TASK DATA =>

— Start —

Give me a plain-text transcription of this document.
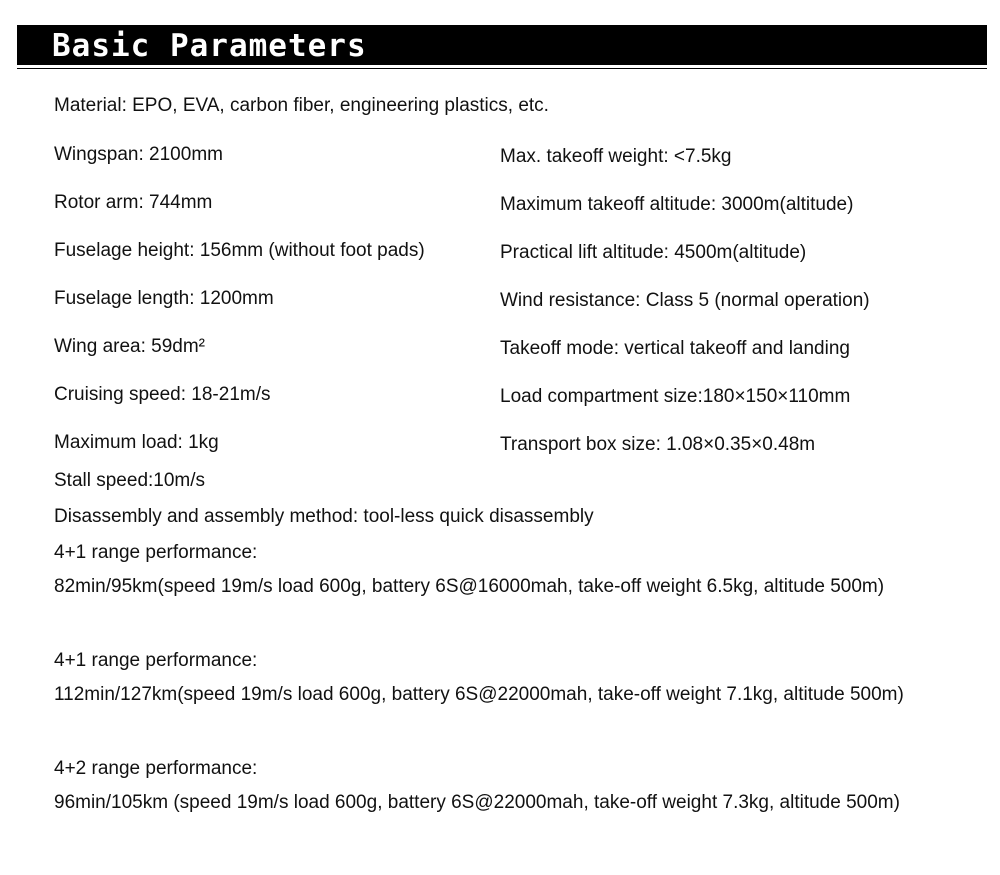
Basic Parameters
Material: EPO, EVA, carbon fiber, engineering plastics, etc.
Wingspan: 2100mm
Rotor arm: 744mm
Fuselage height: 156mm (without foot pads)
Fuselage length: 1200mm
Wing area: 59dm²
Cruising speed: 18-21m/s
Maximum load: 1kg
Max. takeoff weight: <7.5kg
Maximum takeoff altitude: 3000m(altitude)
Practical lift altitude: 4500m(altitude)
Wind resistance: Class 5 (normal operation)
Takeoff mode: vertical takeoff and landing
Load compartment size:180×150×110mm
Transport box size: 1.08×0.35×0.48m
Stall speed:10m/s
Disassembly and assembly method: tool-less quick disassembly
4+1 range performance:
82min/95km(speed 19m/s load 600g, battery 6S@16000mah, take-off weight 6.5kg, altitude 500m)
4+1 range performance:
112min/127km(speed 19m/s load 600g, battery 6S@22000mah, take-off weight 7.1kg, altitude 500m)
4+2 range performance:
96min/105km (speed 19m/s load 600g, battery 6S@22000mah, take-off weight 7.3kg, altitude 500m)
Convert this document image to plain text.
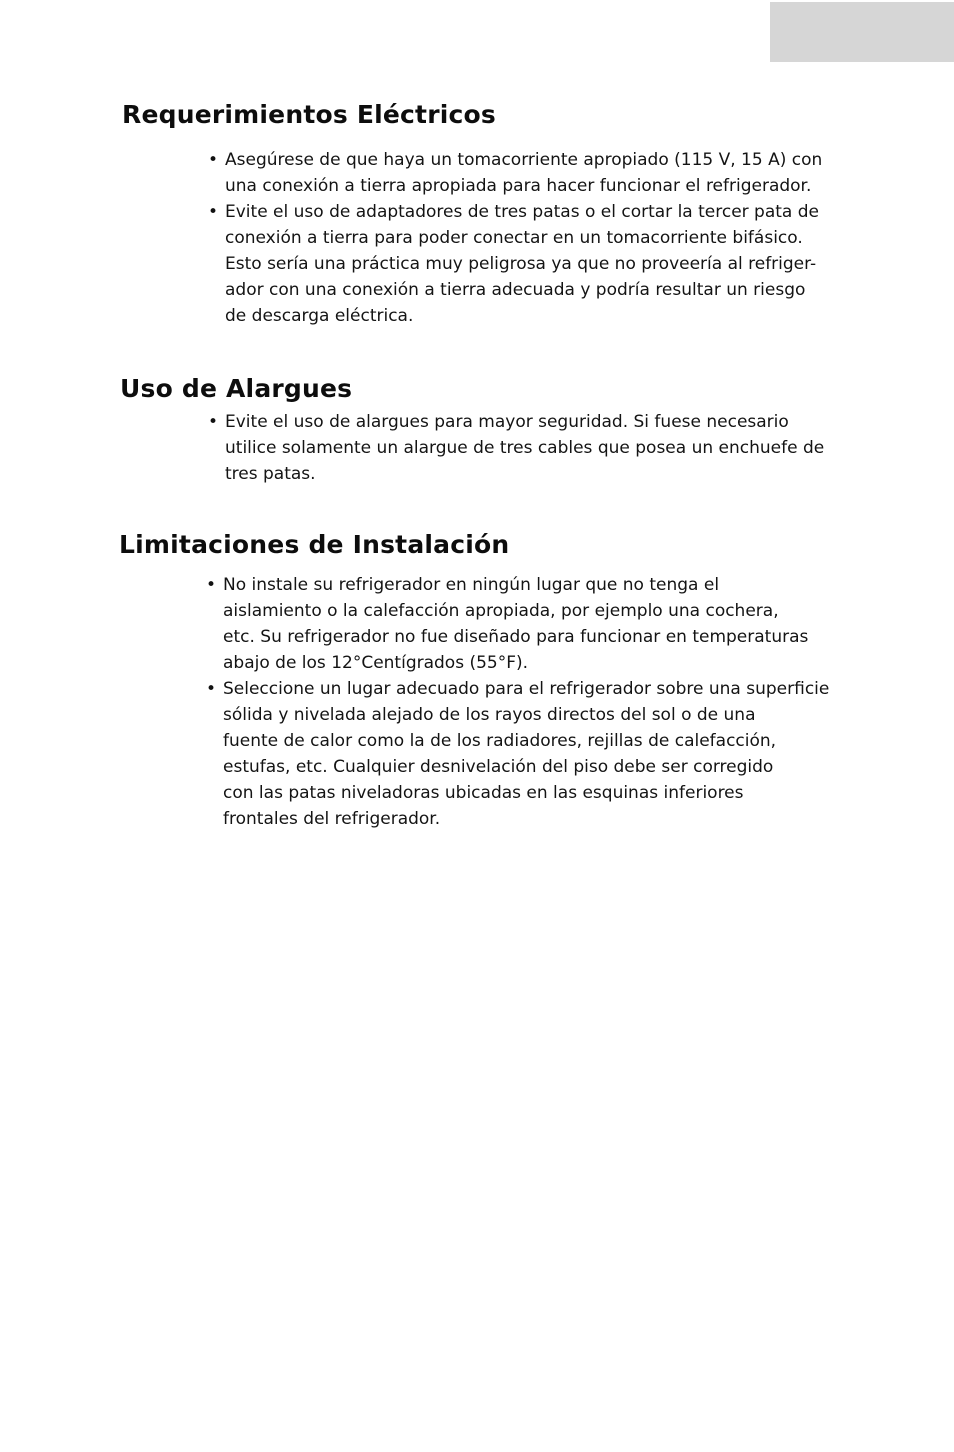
Requerimientos Eléctricos
• Asegúrese de que haya un tomacorriente apropiado (115 V, 15 A) con
una conexión a tierra apropiada para hacer funcionar el refrigerador.
• Evite el uso de adaptadores de tres patas o el cortar la tercer pata de
conexión a tierra para poder conectar en un tomacorriente bifásico.
Esto sería una práctica muy peligrosa ya que no proveería al refriger-
ador con una conexión a tierra adecuada y podría resultar un riesgo
de descarga eléctrica.
Uso de Alargues
• Evite el uso de alargues para mayor seguridad. Si fuese necesario
utilice solamente un alargue de tres cables que posea un enchuefe de
tres patas.
Limitaciones de Instalación
• No instale su refrigerador en ningún lugar que no tenga el
aislamiento o la calefacción apropiada, por ejemplo una cochera,
etc. Su refrigerador no fue diseñado para funcionar en temperaturas
abajo de los 12°Centígrados (55°F).
• Seleccione un lugar adecuado para el refrigerador sobre una superficie
sólida y nivelada alejado de los rayos directos del sol o de una
fuente de calor como la de los radiadores, rejillas de calefacción,
estufas, etc. Cualquier desnivelación del piso debe ser corregido
con las patas niveladoras ubicadas en las esquinas inferiores
frontales del refrigerador.
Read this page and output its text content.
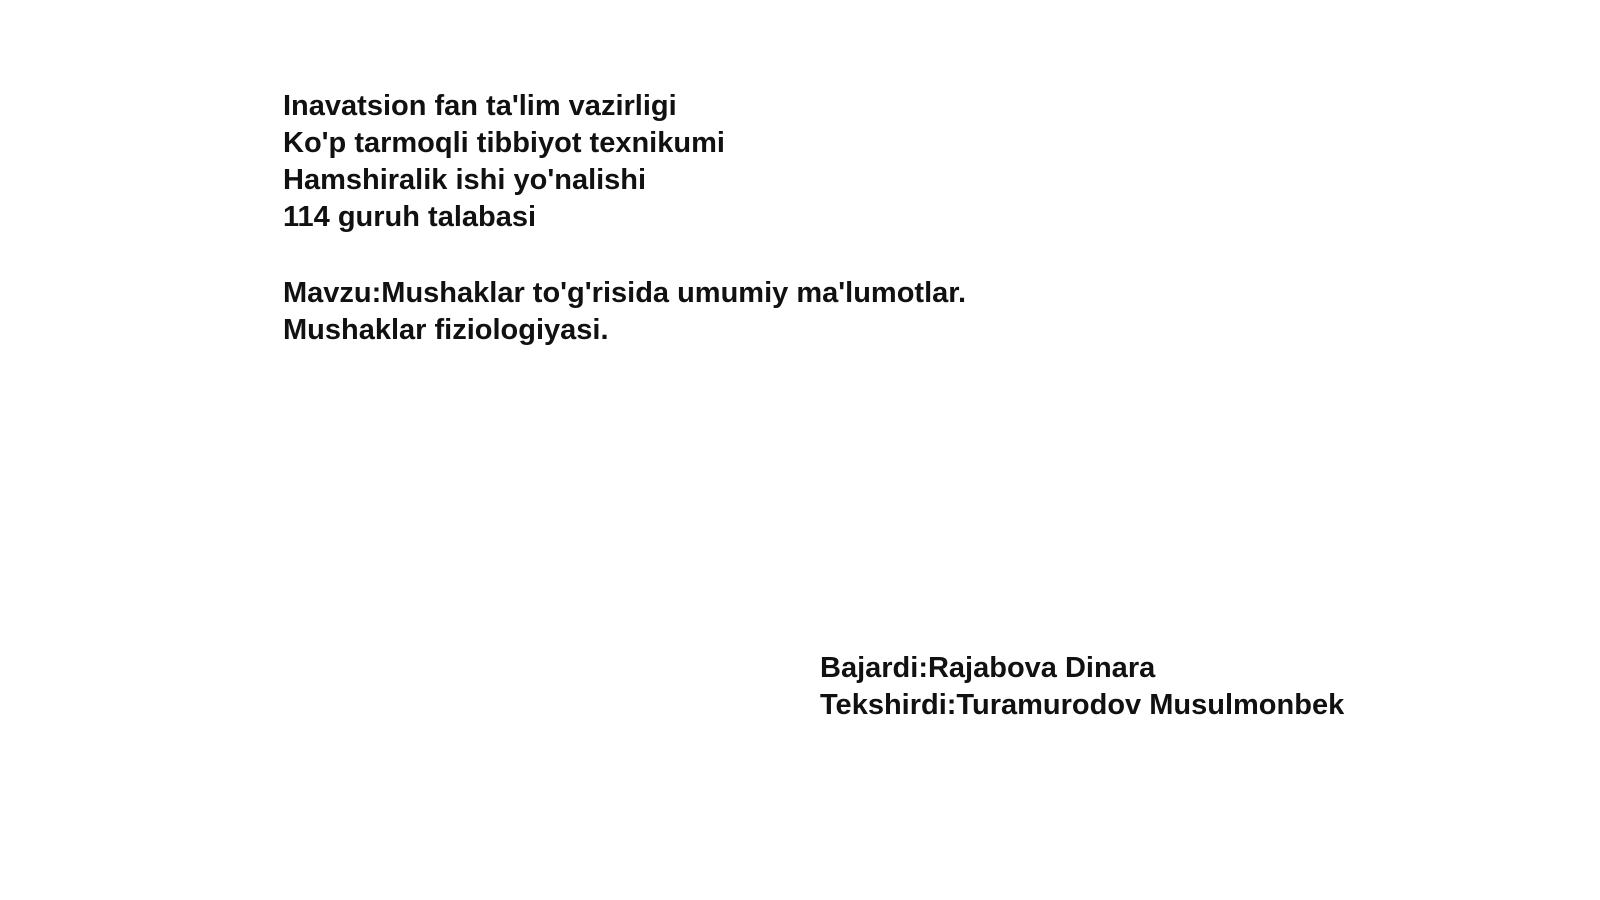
Inavatsion fan ta'lim vazirligi
Ko'p tarmoqli tibbiyot texnikumi
Hamshiralik ishi yo'nalishi
114 guruh talabasi
Mavzu:Mushaklar to'g'risida umumiy ma'lumotlar.
Mushaklar fiziologiyasi.
Bajardi:Rajabova Dinara
Tekshirdi:Turamurodov Musulmonbek
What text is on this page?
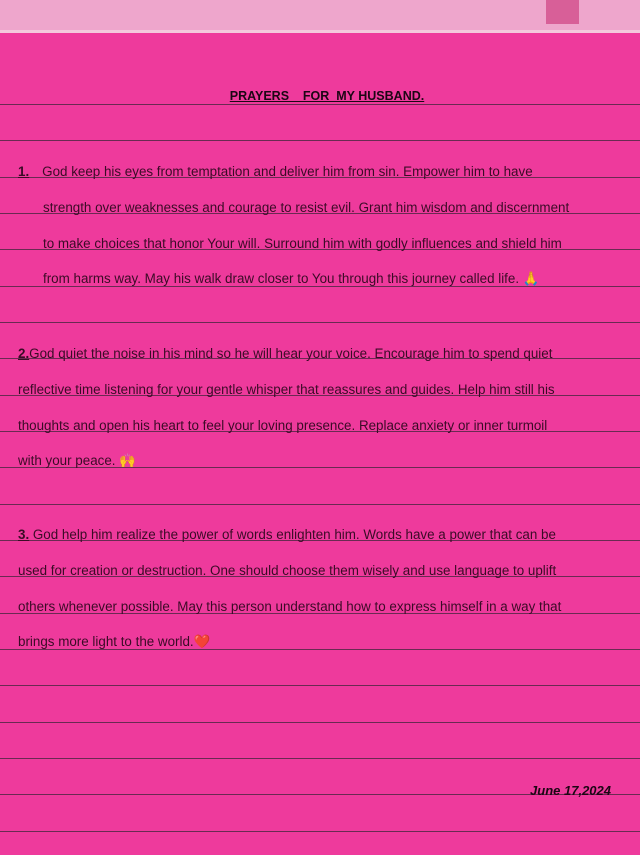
PRAYERS    FOR  MY HUSBAND.
1. God keep his eyes from temptation and deliver him from sin. Empower him to have
strength over weaknesses and courage to resist evil. Grant him wisdom and discernment
to make choices that honor Your will. Surround him with godly influences and shield him
from harms way. May his walk draw closer to You through this journey called life. 🙏
2.God quiet the noise in his mind so he will hear your voice. Encourage him to spend quiet
reflective time listening for your gentle whisper that reassures and guides. Help him still his
thoughts and open his heart to feel your loving presence. Replace anxiety or inner turmoil
with your peace. 🙌
3. God help him realize the power of words enlighten him. Words have a power that can be
used for creation or destruction. One should choose them wisely and use language to uplift
others whenever possible. May this person understand how to express himself in a way that
brings more light to the world.❤️
June 17,2024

— End —

STATED EXERCISE => All lines that include "from" are to be gathered and copied.

EXERCISE ANSWER =>
1. God keep his eyes from temptation and deliver him from sin. Empower him to have
from harms way. May his walk draw closer to You through this journey called life. 🙏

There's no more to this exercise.